** start of Source data **
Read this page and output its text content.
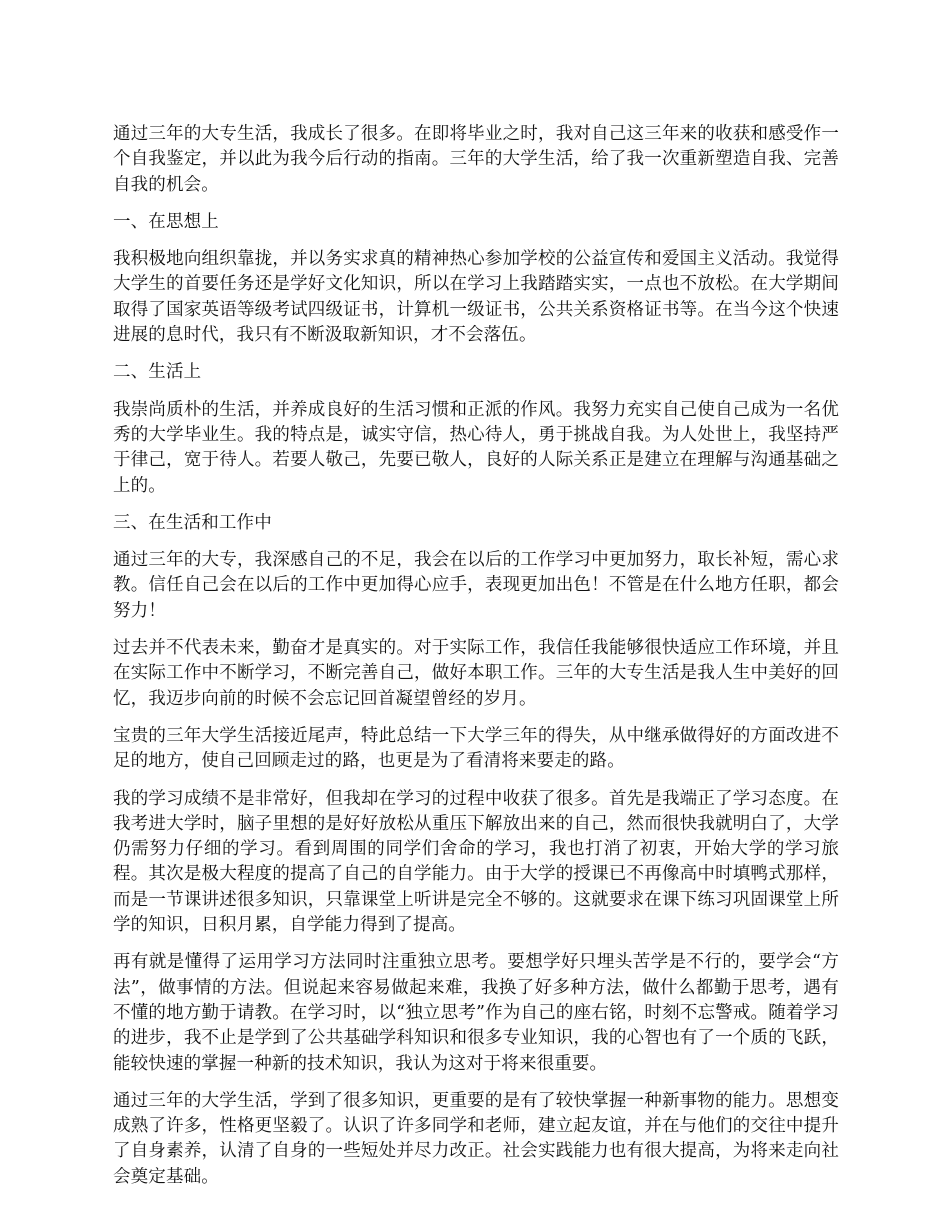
通过三年的大专生活，我成长了很多。在即将毕业之时，我对自己这三年来的收获和感受作一个自我鉴定，并以此为我今后行动的指南。三年的大学生活，给了我一次重新塑造自我、完善自我的机会。

一、在思想上

我积极地向组织靠拢，并以务实求真的精神热心参加学校的公益宣传和爱国主义活动。我觉得大学生的首要任务还是学好文化知识，所以在学习上我踏踏实实，一点也不放松。在大学期间取得了国家英语等级考试四级证书，计算机一级证书，公共关系资格证书等。在当今这个快速进展的息时代，我只有不断汲取新知识，才不会落伍。

二、生活上

我崇尚质朴的生活，并养成良好的生活习惯和正派的作风。我努力充实自己使自己成为一名优秀的大学毕业生。我的特点是，诚实守信，热心待人，勇于挑战自我。为人处世上，我坚持严于律己，宽于待人。若要人敬己，先要已敬人，良好的人际关系正是建立在理解与沟通基础之上的。

三、在生活和工作中

通过三年的大专，我深感自己的不足，我会在以后的工作学习中更加努力，取长补短，需心求教。信任自己会在以后的工作中更加得心应手，表现更加出色！不管是在什么地方任职，都会努力！

过去并不代表未来，勤奋才是真实的。对于实际工作，我信任我能够很快适应工作环境，并且在实际工作中不断学习，不断完善自己，做好本职工作。三年的大专生活是我人生中美好的回忆，我迈步向前的时候不会忘记回首凝望曾经的岁月。

宝贵的三年大学生活接近尾声，特此总结一下大学三年的得失，从中继承做得好的方面改进不足的地方，使自己回顾走过的路，也更是为了看清将来要走的路。

我的学习成绩不是非常好，但我却在学习的过程中收获了很多。首先是我端正了学习态度。在我考进大学时，脑子里想的是好好放松从重压下解放出来的自己，然而很快我就明白了，大学仍需努力仔细的学习。看到周围的同学们舍命的学习，我也打消了初衷，开始大学的学习旅程。其次是极大程度的提高了自己的自学能力。由于大学的授课已不再像高中时填鸭式那样，而是一节课讲述很多知识，只靠课堂上听讲是完全不够的。这就要求在课下练习巩固课堂上所学的知识，日积月累，自学能力得到了提高。

再有就是懂得了运用学习方法同时注重独立思考。要想学好只埋头苦学是不行的，要学会“方法”，做事情的方法。但说起来容易做起来难，我换了好多种方法，做什么都勤于思考，遇有不懂的地方勤于请教。在学习时，以“独立思考”作为自己的座右铭，时刻不忘警戒。随着学习的进步，我不止是学到了公共基础学科知识和很多专业知识，我的心智也有了一个质的飞跃，能较快速的掌握一种新的技术知识，我认为这对于将来很重要。

通过三年的大学生活，学到了很多知识，更重要的是有了较快掌握一种新事物的能力。思想变成熟了许多，性格更坚毅了。认识了许多同学和老师，建立起友谊，并在与他们的交往中提升了自身素养，认清了自身的一些短处并尽力改正。社会实践能力也有很大提高，为将来走向社会奠定基础。
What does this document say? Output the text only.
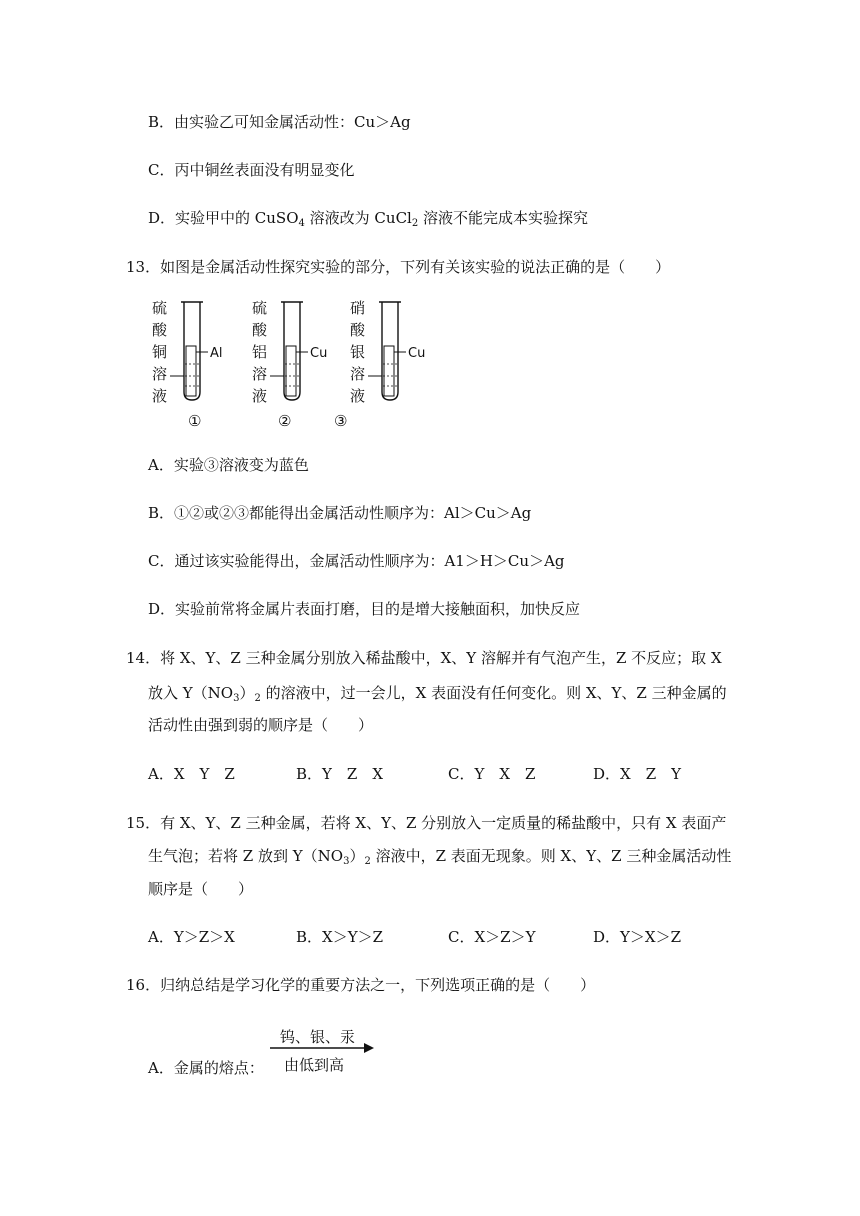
B．由实验乙可知金属活动性：Cu＞Ag
C．丙中铜丝表面没有明显变化
D．实验甲中的 CuSO$_4$ 溶液改为 CuCl$_2$ 溶液不能完成本实验探究
13．如图是金属活动性探究实验的部分，下列有关该实验的说法正确的是（　　）
硫
酸
铜
溶
液
Al
①
硫
酸
铝
溶
液
Cu
②
硝
酸
银
溶
液
Cu
③
A．实验③溶液变为蓝色
B．①②或②③都能得出金属活动性顺序为：Al＞Cu＞Ag
C．通过该实验能得出，金属活动性顺序为：A1＞H＞Cu＞Ag
D．实验前常将金属片表面打磨，目的是增大接触面积，加快反应
14．将 X、Y、Z 三种金属分别放入稀盐酸中，X、Y 溶解并有气泡产生，Z 不反应；取 X
放入 $Y(NO_3)_2$ 的溶液中，过一会儿，X 表面没有任何变化。则 X、Y、Z 三种金属的
活动性由强到弱的顺序是（　　）
A．X　Y　Z	B．Y　Z　X	C．Y　X　Z	D．X　Z　Y
15．有 X、Y、Z 三种金属，若将 X、Y、Z 分别放入一定质量的稀盐酸中，只有 X 表面产
生气泡；若将 Z 放到 $Y(NO_3)_2$ 溶液中，Z 表面无现象。则 X、Y、Z 三种金属活动性
顺序是（　　）
A．Y＞Z＞X	B．X＞Y＞Z	C．X＞Z＞Y	D．Y＞X＞Z
16．归纳总结是学习化学的重要方法之一，下列选项正确的是（　　）
A．金属的熔点：
钨、银、汞
由低到高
** end of Source data **
- _Set task_:
Copy out each line word for word, please, skipping the images.

- _Exercise response_:
Read this page and output its text content.
通过三年的大专生活，我成长了很多。在即将毕业之时，我对自己这三年来的收获和感受作一个自我鉴定，并以此为我今后行动的指南。三年的大学生活，给了我一次重新塑造自我、完善自我的机会。

一、在思想上

我积极地向组织靠拢，并以务实求真的精神热心参加学校的公益宣传和爱国主义活动。我觉得大学生的首要任务还是学好文化知识，所以在学习上我踏踏实实，一点也不放松。在大学期间取得了国家英语等级考试四级证书，计算机一级证书，公共关系资格证书等。在当今这个快速进展的息时代，我只有不断汲取新知识，才不会落伍。

二、生活上

我崇尚质朴的生活，并养成良好的生活习惯和正派的作风。我努力充实自己使自己成为一名优秀的大学毕业生。我的特点是，诚实守信，热心待人，勇于挑战自我。为人处世上，我坚持严于律己，宽于待人。若要人敬己，先要已敬人，良好的人际关系正是建立在理解与沟通基础之上的。

三、在生活和工作中

通过三年的大专，我深感自己的不足，我会在以后的工作学习中更加努力，取长补短，需心求教。信任自己会在以后的工作中更加得心应手，表现更加出色！不管是在什么地方任职，都会努力！

过去并不代表未来，勤奋才是真实的。对于实际工作，我信任我能够很快适应工作环境，并且在实际工作中不断学习，不断完善自己，做好本职工作。三年的大专生活是我人生中美好的回忆，我迈步向前的时候不会忘记回首凝望曾经的岁月。

宝贵的三年大学生活接近尾声，特此总结一下大学三年的得失，从中继承做得好的方面改进不足的地方，使自己回顾走过的路，也更是为了看清将来要走的路。

我的学习成绩不是非常好，但我却在学习的过程中收获了很多。首先是我端正了学习态度。在我考进大学时，脑子里想的是好好放松从重压下解放出来的自己，然而很快我就明白了，大学仍需努力仔细的学习。看到周围的同学们舍命的学习，我也打消了初衷，开始大学的学习旅程。其次是极大程度的提高了自己的自学能力。由于大学的授课已不再像高中时填鸭式那样，而是一节课讲述很多知识，只靠课堂上听讲是完全不够的。这就要求在课下练习巩固课堂上所学的知识，日积月累，自学能力得到了提高。

再有就是懂得了运用学习方法同时注重独立思考。要想学好只埋头苦学是不行的，要学会“方法”，做事情的方法。但说起来容易做起来难，我换了好多种方法，做什么都勤于思考，遇有不懂的地方勤于请教。在学习时，以“独立思考”作为自己的座右铭，时刻不忘警戒。随着学习的进步，我不止是学到了公共基础学科知识和很多专业知识，我的心智也有了一个质的飞跃，能较快速的掌握一种新的技术知识，我认为这对于将来很重要。

通过三年的大学生活，学到了很多知识，更重要的是有了较快掌握一种新事物的能力。思想变成熟了许多，性格更坚毅了。认识了许多同学和老师，建立起友谊，并在与他们的交往中提升了自身素养，认清了自身的一些短处并尽力改正。社会实践能力也有很大提高，为将来走向社会奠定基础。
What does this document say? Output the text only.
B．由实验乙可知金属活动性：Cu＞Ag
C．丙中铜丝表面没有明显变化
D．实验甲中的 CuSO$_4$ 溶液改为 CuCl$_2$ 溶液不能完成本实验探究
13．如图是金属活动性探究实验的部分，下列有关该实验的说法正确的是（　　）
硫
酸
铜
溶
液
Al
①
硫
酸
铝
溶
液
Cu
②
硝
酸
银
溶
液
Cu
③
A．实验③溶液变为蓝色
B．①②或②③都能得出金属活动性顺序为：Al＞Cu＞Ag
C．通过该实验能得出，金属活动性顺序为：A1＞H＞Cu＞Ag
D．实验前常将金属片表面打磨，目的是增大接触面积，加快反应
14．将 X、Y、Z 三种金属分别放入稀盐酸中，X、Y 溶解并有气泡产生，Z 不反应；取 X
放入 $Y(NO_3)_2$ 的溶液中，过一会儿，X 表面没有任何变化。则 X、Y、Z 三种金属的
活动性由强到弱的顺序是（　　）
A．X　Y　Z	B．Y　Z　X	C．Y　X　Z	D．X　Z　Y
15．有 X、Y、Z 三种金属，若将 X、Y、Z 分别放入一定质量的稀盐酸中，只有 X 表面产
生气泡；若将 Z 放到 $Y(NO_3)_2$ 溶液中，Z 表面无现象。则 X、Y、Z 三种金属活动性
顺序是（　　）
A．Y＞Z＞X	B．X＞Y＞Z	C．X＞Z＞Y	D．Y＞X＞Z
16．归纳总结是学习化学的重要方法之一，下列选项正确的是（　　）
A．金属的熔点：
钨、银、汞
由低到高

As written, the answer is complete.